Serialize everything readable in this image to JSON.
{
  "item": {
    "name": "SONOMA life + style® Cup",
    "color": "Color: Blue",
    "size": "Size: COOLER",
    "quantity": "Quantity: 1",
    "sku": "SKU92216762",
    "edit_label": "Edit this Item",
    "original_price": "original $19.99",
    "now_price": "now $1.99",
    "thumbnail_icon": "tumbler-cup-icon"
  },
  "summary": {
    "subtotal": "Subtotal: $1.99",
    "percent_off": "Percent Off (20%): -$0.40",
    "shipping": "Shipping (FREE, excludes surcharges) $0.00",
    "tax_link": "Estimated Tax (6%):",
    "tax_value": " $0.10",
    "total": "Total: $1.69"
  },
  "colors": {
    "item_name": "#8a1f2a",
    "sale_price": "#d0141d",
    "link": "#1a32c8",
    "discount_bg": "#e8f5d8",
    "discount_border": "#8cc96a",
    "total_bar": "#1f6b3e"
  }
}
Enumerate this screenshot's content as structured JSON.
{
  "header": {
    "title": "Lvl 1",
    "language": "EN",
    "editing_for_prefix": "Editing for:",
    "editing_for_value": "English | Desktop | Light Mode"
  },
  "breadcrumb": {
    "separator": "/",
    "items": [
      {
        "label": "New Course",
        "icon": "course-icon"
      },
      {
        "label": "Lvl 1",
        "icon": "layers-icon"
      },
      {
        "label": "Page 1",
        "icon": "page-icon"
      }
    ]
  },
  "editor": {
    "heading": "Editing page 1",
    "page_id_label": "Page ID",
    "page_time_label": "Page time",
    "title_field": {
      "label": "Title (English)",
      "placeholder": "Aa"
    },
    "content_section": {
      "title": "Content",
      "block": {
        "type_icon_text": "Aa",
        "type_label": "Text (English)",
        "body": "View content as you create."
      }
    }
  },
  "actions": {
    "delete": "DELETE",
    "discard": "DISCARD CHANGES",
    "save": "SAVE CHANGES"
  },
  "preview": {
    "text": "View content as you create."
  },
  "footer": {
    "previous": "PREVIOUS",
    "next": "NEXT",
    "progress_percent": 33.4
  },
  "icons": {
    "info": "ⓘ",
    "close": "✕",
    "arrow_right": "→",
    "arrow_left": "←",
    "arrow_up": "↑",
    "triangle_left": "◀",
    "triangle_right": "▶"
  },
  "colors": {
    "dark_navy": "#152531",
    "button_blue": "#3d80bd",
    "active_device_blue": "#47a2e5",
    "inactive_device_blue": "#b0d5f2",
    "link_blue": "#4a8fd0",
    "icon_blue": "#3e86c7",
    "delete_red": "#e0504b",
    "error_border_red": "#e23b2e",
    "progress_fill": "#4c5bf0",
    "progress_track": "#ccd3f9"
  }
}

== == ==

* Exercise instructions
Output every record above exactly as it appears.

* Expected answer
Serialize everything readable in this image to JSON.
{
  "item": {
    "name": "SONOMA life + style® Cup",
    "color": "Color: Blue",
    "size": "Size: COOLER",
    "quantity": "Quantity: 1",
    "sku": "SKU92216762",
    "edit_label": "Edit this Item",
    "original_price": "original $19.99",
    "now_price": "now $1.99",
    "thumbnail_icon": "tumbler-cup-icon"
  },
  "summary": {
    "subtotal": "Subtotal: $1.99",
    "percent_off": "Percent Off (20%): -$0.40",
    "shipping": "Shipping (FREE, excludes surcharges) $0.00",
    "tax_link": "Estimated Tax (6%):",
    "tax_value": " $0.10",
    "total": "Total: $1.69"
  },
  "colors": {
    "item_name": "#8a1f2a",
    "sale_price": "#d0141d",
    "link": "#1a32c8",
    "discount_bg": "#e8f5d8",
    "discount_border": "#8cc96a",
    "total_bar": "#1f6b3e"
  }
}
Enumerate this screenshot's content as structured JSON.
{
  "header": {
    "title": "Lvl 1",
    "language": "EN",
    "editing_for_prefix": "Editing for:",
    "editing_for_value": "English | Desktop | Light Mode"
  },
  "breadcrumb": {
    "separator": "/",
    "items": [
      {
        "label": "New Course",
        "icon": "course-icon"
      },
      {
        "label": "Lvl 1",
        "icon": "layers-icon"
      },
      {
        "label": "Page 1",
        "icon": "page-icon"
      }
    ]
  },
  "editor": {
    "heading": "Editing page 1",
    "page_id_label": "Page ID",
    "page_time_label": "Page time",
    "title_field": {
      "label": "Title (English)",
      "placeholder": "Aa"
    },
    "content_section": {
      "title": "Content",
      "block": {
        "type_icon_text": "Aa",
        "type_label": "Text (English)",
        "body": "View content as you create."
      }
    }
  },
  "actions": {
    "delete": "DELETE",
    "discard": "DISCARD CHANGES",
    "save": "SAVE CHANGES"
  },
  "preview": {
    "text": "View content as you create."
  },
  "footer": {
    "previous": "PREVIOUS",
    "next": "NEXT",
    "progress_percent": 33.4
  },
  "icons": {
    "info": "ⓘ",
    "close": "✕",
    "arrow_right": "→",
    "arrow_left": "←",
    "arrow_up": "↑",
    "triangle_left": "◀",
    "triangle_right": "▶"
  },
  "colors": {
    "dark_navy": "#152531",
    "button_blue": "#3d80bd",
    "active_device_blue": "#47a2e5",
    "inactive_device_blue": "#b0d5f2",
    "link_blue": "#4a8fd0",
    "icon_blue": "#3e86c7",
    "delete_red": "#e0504b",
    "error_border_red": "#e23b2e",
    "progress_fill": "#4c5bf0",
    "progress_track": "#ccd3f9"
  }
}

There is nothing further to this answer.